Dataset rows:
## START

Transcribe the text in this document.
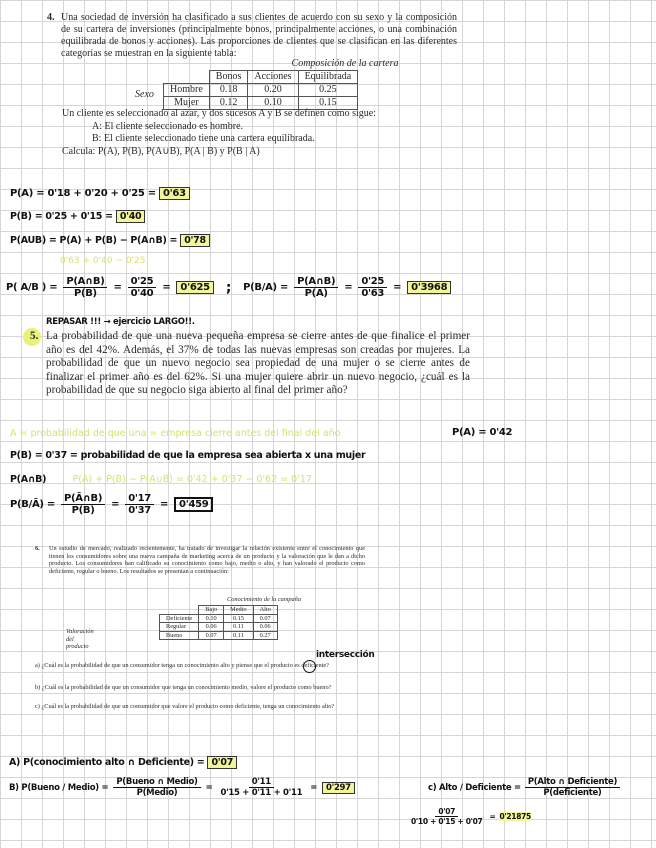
4. Una sociedad de inversión ha clasificado a sus clientes de acuerdo con su sexo y la composición de su cartera de inversiones (principalmente bonos, principalmente acciones, o una combinación equilibrada de bonos y acciones). Las proporciones de clientes que se clasifican en las diferentes categorías se muestran en la siguiente tabla:
Composición de la cartera
Sexo
	Bonos	Acciones	Equilibrada
Hombre	0.18	0.20	0.25
Mujer	0.12	0.10	0.15
Un cliente es seleccionado al azar, y dos sucesos A y B se definen como sigue:
A: El cliente seleccionado es hombre.
B: El cliente seleccionado tiene una cartera equilibrada.
Calcula: P(A), P(B), P(A∪B), P(A | B) y P(B | A)
P(A) = 0'18 + 0'20 + 0'25 = 0'63
P(B) = 0'25 + 0'15 = 0'40
P(AUB) = P(A) + P(B) − P(A∩B) = 0'78
0'63 + 0'40 − 0'25
P( A/B ) = $\frac{P(A\cap B)}{P(B)} = \frac{0'25}{0'40}$ =	0'625 ; $P(B/A) = \frac{P(A\cap B)}{P(A)} = \frac{0'25}{0'63}$ =	0'3968
REPASAR !!! → ejercicio LARGO!!.
5. La probabilidad de que una nueva pequeña empresa se cierre antes de que finalice el primer año es del 42%. Además, el 37% de todas las nuevas empresas son creadas por mujeres. La probabilidad de que un nuevo negocio sea propiedad de una mujer o se cierre antes de finalizar el primer año es del 62%. Si una mujer quiere abrir un nuevo negocio, ¿cuál es la probabilidad de que su negocio siga abierto al final del primer año?
A = probabilidad de que una = empresa cierre antes del final del año	P(A) = 0'42
P(B) = 0'37 = probabilidad de que la empresa sea abierta x una mujer
P(A∩B)	P(A) + P(B) − P(A∪B) = 0'42 + 0'37 − 0'62 = 0'17
P(B/Ā) = $\frac{P(Ā\cap B)}{P(B)} = \frac{0'17}{0'37}$ =	0'459
6. Un estudio de mercado, realizado recientemente, ha tratado de investigar la relación existente entre el conocimiento que tienen los consumidores sobre una nueva campaña de marketing acerca de un producto y la valoración que le dan a dicho producto. Los consumidores han calificado su conocimiento como bajo, medio o alto, y han valorado el producto como deficiente, regular o bueno. Los resultados se presentan a continuación:
Conocimiento de la campaña
Valoración del producto
	Bajo	Medio	Alto
Deficiente	0.10	0.15	0.07
Regular	0.06	0.11	0.06
Bueno	0.07	0.11	0.27
a) ¿Cuál es la probabilidad de que un consumidor tenga un conocimiento alto y piense que el producto es deficiente?
b) ¿Cuál es la probabilidad de que un consumidor que tenga un conocimiento medio, valore el producto como bueno?
c) ¿Cuál es la probabilidad de que un consumidor que valore el producto como deficiente, tenga un conocimiento alto?
intersección
A) P(conocimiento alto ∩ Deficiente) = 0'07
B) P(Bueno / Medio) = $\frac{\text{P(Bueno ∩ Medio)}}{\text{P(Medio)}} = \frac{0'11}{0'15 + 0'11 + 0'11}$ =	0'297	c) Alto / Deficiente = $\frac{\text{P(Alto ∩ Deficiente)}}{\text{P(deficiente)}}$
$\frac{0'07}{0'10 + 0'15 + 0'07} = 0'21875$
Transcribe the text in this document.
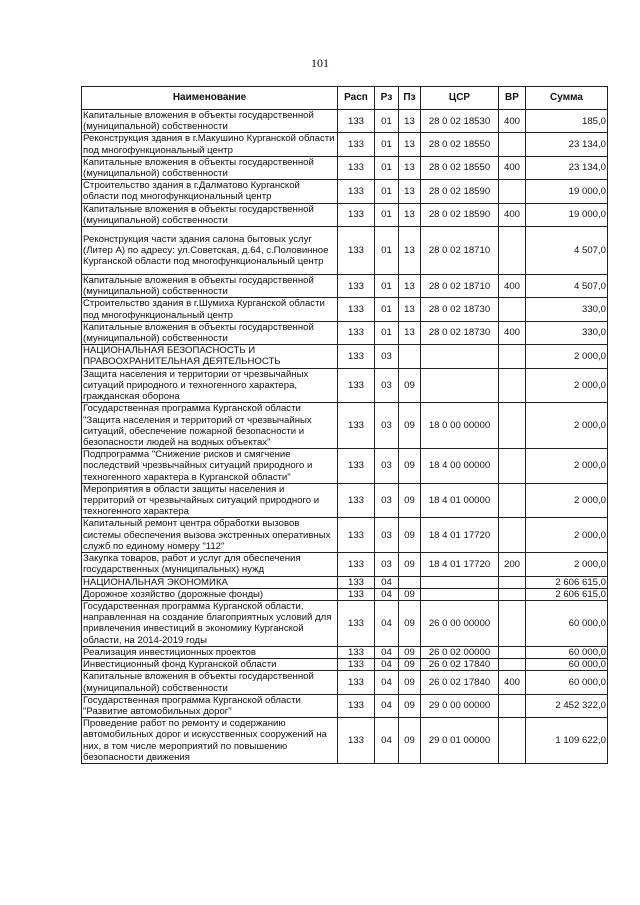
101
Наименование	Расп	Рз	Пз	ЦСР	ВР	Сумма
Капитальные вложения в объекты государственной (муниципальной) собственности	133	01	13	28 0 02 18530	400	185,0
Реконструкция здания в г.Макушино Курганской области под многофункциональный центр	133	01	13	28 0 02 18550		23 134,0
Капитальные вложения в объекты государственной (муниципальной) собственности	133	01	13	28 0 02 18550	400	23 134,0
Строительство здания в г.Далматово Курганской области под многофункциональный центр	133	01	13	28 0 02 18590		19 000,0
Капитальные вложения в объекты государственной (муниципальной) собственности	133	01	13	28 0 02 18590	400	19 000,0
Реконструкция части здания салона бытовых услуг (Литер А) по адресу: ул.Советская, д.64, с.Половинное Курганской области под многофункциональный центр	133	01	13	28 0 02 18710		4 507,0
Капитальные вложения в объекты государственной (муниципальной) собственности	133	01	13	28 0 02 18710	400	4 507,0
Строительство здания в г.Шумиха Курганской области под многофункциональный центр	133	01	13	28 0 02 18730		330,0
Капитальные вложения в объекты государственной (муниципальной) собственности	133	01	13	28 0 02 18730	400	330,0
НАЦИОНАЛЬНАЯ БЕЗОПАСНОСТЬ И ПРАВООХРАНИТЕЛЬНАЯ ДЕЯТЕЛЬНОСТЬ	133	03				2 000,0
Защита населения и территории от чрезвычайных ситуаций природного и техногенного характера, гражданская оборона	133	03	09			2 000,0
Государственная программа Курганской области "Защита населения и территорий от чрезвычайных ситуаций, обеспечение пожарной безопасности и безопасности людей на водных объектах"	133	03	09	18 0 00 00000		2 000,0
Подпрограмма "Снижение рисков и смягчение последствий чрезвычайных ситуаций природного и техногенного характера в Курганской области"	133	03	09	18 4 00 00000		2 000,0
Мероприятия в области защиты населения и территорий от чрезвычайных ситуаций природного и техногенного характера	133	03	09	18 4 01 00000		2 000,0
Капитальный ремонт центра обработки вызовов системы обеспечения вызова экстренных оперативных служб по единому номеру "112"	133	03	09	18 4 01 17720		2 000,0
Закупка товаров, работ и услуг для обеспечения государственных (муниципальных) нужд	133	03	09	18 4 01 17720	200	2 000,0
НАЦИОНАЛЬНАЯ ЭКОНОМИКА	133	04				2 606 615,0
Дорожное хозяйство (дорожные фонды)	133	04	09			2 606 615,0
Государственная программа Курганской области, направленная на создание благоприятных условий для привлечения инвестиций в экономику Курганской области, на 2014-2019 годы	133	04	09	26 0 00 00000		60 000,0
Реализация инвестиционных проектов	133	04	09	26 0 02 00000		60 000,0
Инвестиционный фонд Курганской области	133	04	09	26 0 02 17840		60 000,0
Капитальные вложения в объекты государственной (муниципальной) собственности	133	04	09	26 0 02 17840	400	60 000,0
Государственная программа Курганской области "Развитие автомобильных дорог"	133	04	09	29 0 00 00000		2 452 322,0
Проведение работ по ремонту и содержанию автомобильных дорог и искусственных сооружений на них, в том числе мероприятий по повышению безопасности движения	133	04	09	29 0 01 00000		1 109 622,0
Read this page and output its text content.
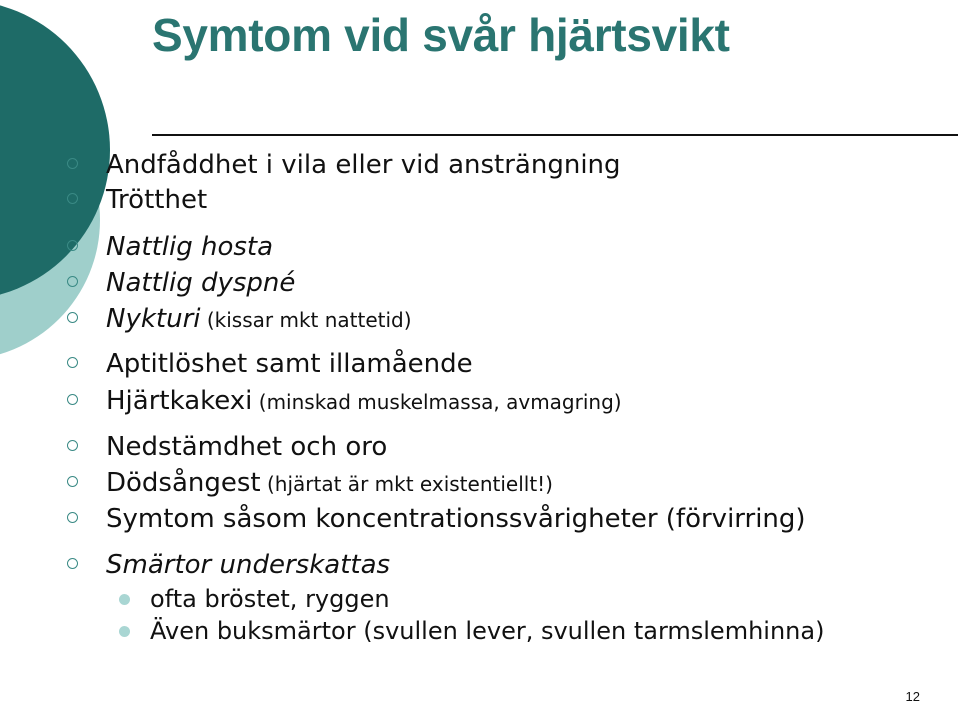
Symtom vid svår hjärtsvikt
Andfåddhet i vila eller vid ansträngning
Trötthet
Nattlig hosta
Nattlig dyspné
Nykturi (kissar mkt nattetid)
Aptitlöshet samt illamående
Hjärtkakexi (minskad muskelmassa, avmagring)
Nedstämdhet och oro
Dödsångest (hjärtat är mkt existentiellt!)
Symtom såsom koncentrationssvårigheter (förvirring)
Smärtor underskattas
ofta bröstet, ryggen
Även buksmärtor (svullen lever, svullen tarmslemhinna)
12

## END

**YOUR INSTRUCTIONS:** Gather every line containing the word "Защита" and copy it.

**OUTPUT:**
Защита населения и территории от чрезвычайных ситуаций природного и техногенного характера, гражданская оборона	133	03	09			2 000,0
Государственная программа Курганской области "Защита населения и территорий от чрезвычайных ситуаций, обеспечение пожарной безопасности и безопасности людей на водных объектах"	133	03	09	18 0 00 00000		2 000,0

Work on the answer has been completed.